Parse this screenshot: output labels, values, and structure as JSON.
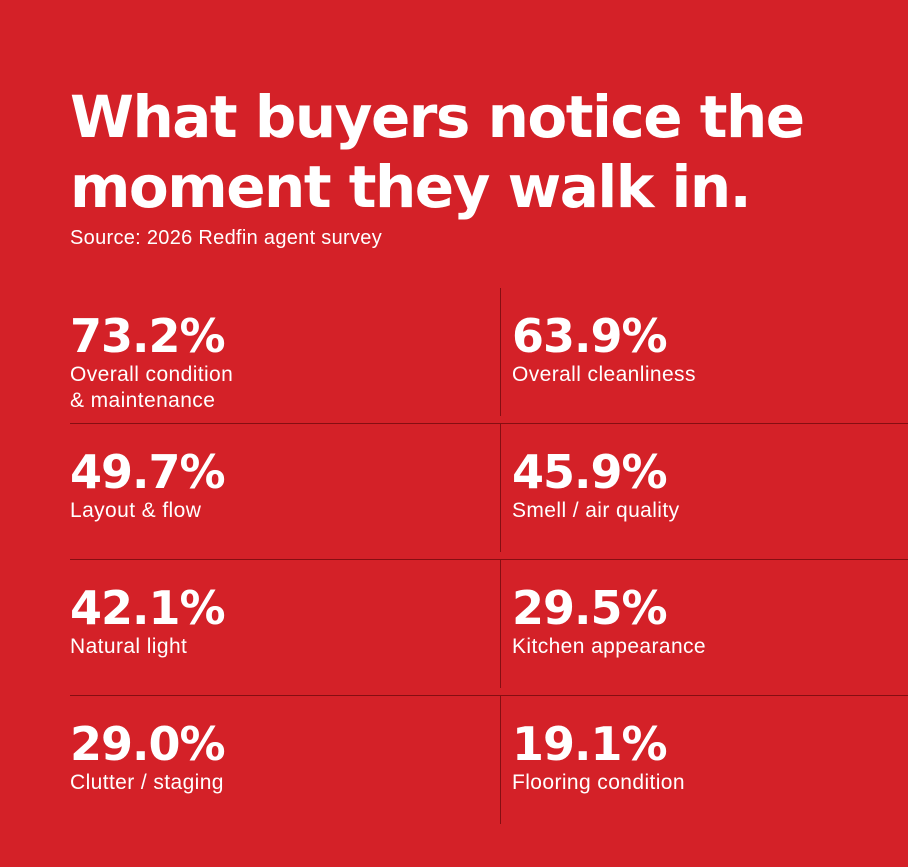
{
  "chart_data": {
    "type": "table",
    "title_lines": [
      "What buyers notice the",
      "moment they walk in."
    ],
    "subtitle": "Source: 2026 Redfin agent survey",
    "unit": "%",
    "items": [
      {
        "value": "73.2%",
        "label_lines": [
          "Overall condition",
          "& maintenance"
        ]
      },
      {
        "value": "63.9%",
        "label_lines": [
          "Overall cleanliness"
        ]
      },
      {
        "value": "49.7%",
        "label_lines": [
          "Layout & flow"
        ]
      },
      {
        "value": "45.9%",
        "label_lines": [
          "Smell / air quality"
        ]
      },
      {
        "value": "42.1%",
        "label_lines": [
          "Natural light"
        ]
      },
      {
        "value": "29.5%",
        "label_lines": [
          "Kitchen appearance"
        ]
      },
      {
        "value": "29.0%",
        "label_lines": [
          "Clutter / staging"
        ]
      },
      {
        "value": "19.1%",
        "label_lines": [
          "Flooring condition"
        ]
      }
    ]
  },
  "colors": {
    "background": "#d42128",
    "text": "#ffffff"
  }
}
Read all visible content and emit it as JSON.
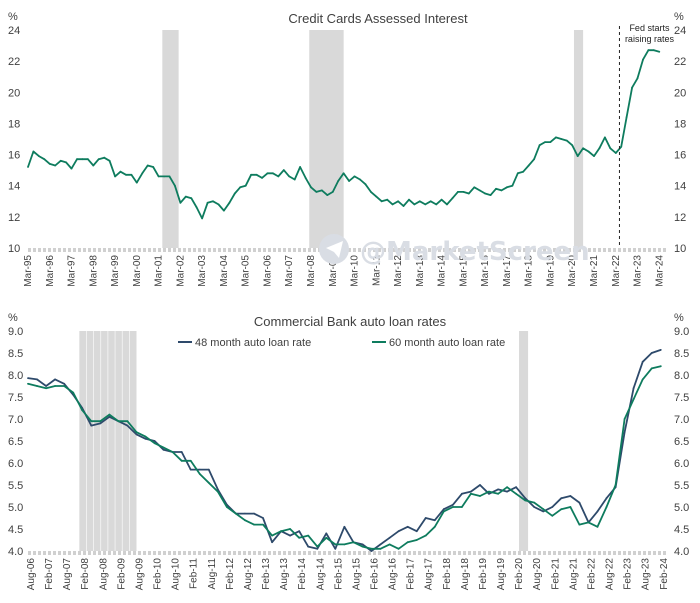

──────────────────────────────

**What to work on:**
In the entries above, locate every line with the word "Overall" and copy it.

**Solution to the problem:**
          "Overall condition",
          "Overall cleanliness"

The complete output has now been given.